Job:
Select the lines of the records containing the word "PEOR" and list them.

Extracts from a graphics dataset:

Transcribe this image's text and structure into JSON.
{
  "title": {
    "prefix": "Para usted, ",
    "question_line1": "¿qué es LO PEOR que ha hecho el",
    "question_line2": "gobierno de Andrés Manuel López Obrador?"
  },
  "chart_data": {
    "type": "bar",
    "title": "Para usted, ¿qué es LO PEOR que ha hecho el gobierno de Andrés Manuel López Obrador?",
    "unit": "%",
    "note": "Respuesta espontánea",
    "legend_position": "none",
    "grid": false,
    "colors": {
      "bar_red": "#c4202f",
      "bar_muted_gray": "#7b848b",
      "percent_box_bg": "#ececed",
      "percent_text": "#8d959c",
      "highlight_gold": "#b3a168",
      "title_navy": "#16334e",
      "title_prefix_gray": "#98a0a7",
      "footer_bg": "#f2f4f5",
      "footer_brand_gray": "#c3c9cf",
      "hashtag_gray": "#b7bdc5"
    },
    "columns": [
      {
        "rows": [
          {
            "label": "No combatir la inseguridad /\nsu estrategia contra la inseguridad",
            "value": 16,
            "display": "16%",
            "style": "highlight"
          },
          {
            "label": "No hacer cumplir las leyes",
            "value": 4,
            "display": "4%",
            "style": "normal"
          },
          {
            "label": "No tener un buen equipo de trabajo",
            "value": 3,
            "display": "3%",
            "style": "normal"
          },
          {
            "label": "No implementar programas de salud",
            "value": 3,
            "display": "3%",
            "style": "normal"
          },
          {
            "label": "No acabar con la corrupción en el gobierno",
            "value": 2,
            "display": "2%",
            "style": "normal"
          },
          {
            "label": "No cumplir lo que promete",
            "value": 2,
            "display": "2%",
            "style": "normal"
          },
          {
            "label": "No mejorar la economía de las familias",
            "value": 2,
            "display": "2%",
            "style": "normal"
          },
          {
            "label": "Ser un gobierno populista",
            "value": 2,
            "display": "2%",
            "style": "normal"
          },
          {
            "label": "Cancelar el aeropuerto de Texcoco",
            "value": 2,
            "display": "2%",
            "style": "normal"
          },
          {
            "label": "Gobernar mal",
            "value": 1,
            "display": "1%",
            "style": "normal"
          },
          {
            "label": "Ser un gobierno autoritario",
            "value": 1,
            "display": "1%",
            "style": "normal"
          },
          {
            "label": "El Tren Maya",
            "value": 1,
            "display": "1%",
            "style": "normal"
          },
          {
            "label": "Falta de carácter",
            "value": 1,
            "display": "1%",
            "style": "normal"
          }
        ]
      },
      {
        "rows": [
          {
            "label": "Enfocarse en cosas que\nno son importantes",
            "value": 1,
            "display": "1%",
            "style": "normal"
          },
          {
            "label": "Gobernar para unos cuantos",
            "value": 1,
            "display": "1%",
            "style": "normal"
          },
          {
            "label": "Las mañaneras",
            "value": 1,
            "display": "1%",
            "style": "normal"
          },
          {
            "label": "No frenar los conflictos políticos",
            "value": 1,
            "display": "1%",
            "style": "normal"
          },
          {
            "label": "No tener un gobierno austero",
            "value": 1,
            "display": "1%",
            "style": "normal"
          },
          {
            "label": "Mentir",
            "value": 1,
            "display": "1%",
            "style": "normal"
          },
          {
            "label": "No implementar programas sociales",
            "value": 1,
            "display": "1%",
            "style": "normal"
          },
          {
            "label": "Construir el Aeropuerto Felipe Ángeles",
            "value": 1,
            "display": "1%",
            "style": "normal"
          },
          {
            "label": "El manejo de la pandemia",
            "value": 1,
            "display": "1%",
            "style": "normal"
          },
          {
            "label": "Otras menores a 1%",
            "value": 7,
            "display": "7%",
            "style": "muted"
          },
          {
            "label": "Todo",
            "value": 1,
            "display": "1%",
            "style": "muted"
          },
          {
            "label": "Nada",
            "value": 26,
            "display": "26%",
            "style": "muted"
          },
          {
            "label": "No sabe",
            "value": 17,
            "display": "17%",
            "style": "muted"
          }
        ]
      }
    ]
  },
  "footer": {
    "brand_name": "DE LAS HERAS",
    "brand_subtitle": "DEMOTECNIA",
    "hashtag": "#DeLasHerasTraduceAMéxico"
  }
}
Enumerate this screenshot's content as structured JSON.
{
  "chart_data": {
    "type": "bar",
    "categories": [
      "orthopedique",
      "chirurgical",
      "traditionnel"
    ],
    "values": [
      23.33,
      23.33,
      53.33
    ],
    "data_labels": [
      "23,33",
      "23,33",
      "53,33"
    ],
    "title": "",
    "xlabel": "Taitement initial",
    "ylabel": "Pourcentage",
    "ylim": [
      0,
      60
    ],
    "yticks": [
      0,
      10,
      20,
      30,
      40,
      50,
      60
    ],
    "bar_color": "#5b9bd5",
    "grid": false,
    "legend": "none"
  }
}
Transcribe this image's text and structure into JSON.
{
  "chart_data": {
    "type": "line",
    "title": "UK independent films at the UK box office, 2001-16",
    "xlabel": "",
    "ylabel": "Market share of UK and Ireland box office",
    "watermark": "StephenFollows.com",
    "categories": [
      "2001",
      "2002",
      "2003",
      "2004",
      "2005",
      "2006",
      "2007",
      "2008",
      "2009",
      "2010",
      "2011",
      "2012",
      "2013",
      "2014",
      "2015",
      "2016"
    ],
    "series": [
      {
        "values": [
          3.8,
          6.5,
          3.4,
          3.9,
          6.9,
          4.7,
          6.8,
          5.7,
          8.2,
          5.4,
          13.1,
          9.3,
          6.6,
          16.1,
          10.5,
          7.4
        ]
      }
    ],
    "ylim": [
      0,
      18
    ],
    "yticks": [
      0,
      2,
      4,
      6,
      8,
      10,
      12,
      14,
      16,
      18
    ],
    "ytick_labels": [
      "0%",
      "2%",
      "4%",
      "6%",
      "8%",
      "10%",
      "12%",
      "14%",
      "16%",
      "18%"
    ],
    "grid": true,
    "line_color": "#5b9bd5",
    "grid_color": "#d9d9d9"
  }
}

Task response:
    "question_line1": "¿qué es LO PEOR que ha hecho el",
    "title": "Para usted, ¿qué es LO PEOR que ha hecho el gobierno de Andrés Manuel López Obrador?",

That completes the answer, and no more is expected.